▸ Exercise aim: Output all of the data below exactly as given.

>> BEGIN Stored data

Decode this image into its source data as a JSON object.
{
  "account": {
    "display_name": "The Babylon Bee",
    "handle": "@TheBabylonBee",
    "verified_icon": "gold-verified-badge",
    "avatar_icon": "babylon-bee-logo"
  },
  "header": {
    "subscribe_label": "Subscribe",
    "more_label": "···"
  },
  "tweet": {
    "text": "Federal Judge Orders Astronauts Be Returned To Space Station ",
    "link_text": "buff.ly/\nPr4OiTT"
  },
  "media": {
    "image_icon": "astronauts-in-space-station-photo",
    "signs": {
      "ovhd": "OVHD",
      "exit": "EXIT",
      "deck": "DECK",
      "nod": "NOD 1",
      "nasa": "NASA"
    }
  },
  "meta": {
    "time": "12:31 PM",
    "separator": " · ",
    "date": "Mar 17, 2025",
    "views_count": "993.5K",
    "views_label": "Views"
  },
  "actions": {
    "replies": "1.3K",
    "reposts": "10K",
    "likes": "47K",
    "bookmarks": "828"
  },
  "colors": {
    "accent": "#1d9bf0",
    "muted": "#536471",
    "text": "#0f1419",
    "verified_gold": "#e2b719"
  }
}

>> END Stored data

▸ Reply:
Decode this image into its source data as a JSON object.
{
  "account": {
    "display_name": "The Babylon Bee",
    "handle": "@TheBabylonBee",
    "verified_icon": "gold-verified-badge",
    "avatar_icon": "babylon-bee-logo"
  },
  "header": {
    "subscribe_label": "Subscribe",
    "more_label": "···"
  },
  "tweet": {
    "text": "Federal Judge Orders Astronauts Be Returned To Space Station ",
    "link_text": "buff.ly/\nPr4OiTT"
  },
  "media": {
    "image_icon": "astronauts-in-space-station-photo",
    "signs": {
      "ovhd": "OVHD",
      "exit": "EXIT",
      "deck": "DECK",
      "nod": "NOD 1",
      "nasa": "NASA"
    }
  },
  "meta": {
    "time": "12:31 PM",
    "separator": " · ",
    "date": "Mar 17, 2025",
    "views_count": "993.5K",
    "views_label": "Views"
  },
  "actions": {
    "replies": "1.3K",
    "reposts": "10K",
    "likes": "47K",
    "bookmarks": "828"
  },
  "colors": {
    "accent": "#1d9bf0",
    "muted": "#536471",
    "text": "#0f1419",
    "verified_gold": "#e2b719"
  }
}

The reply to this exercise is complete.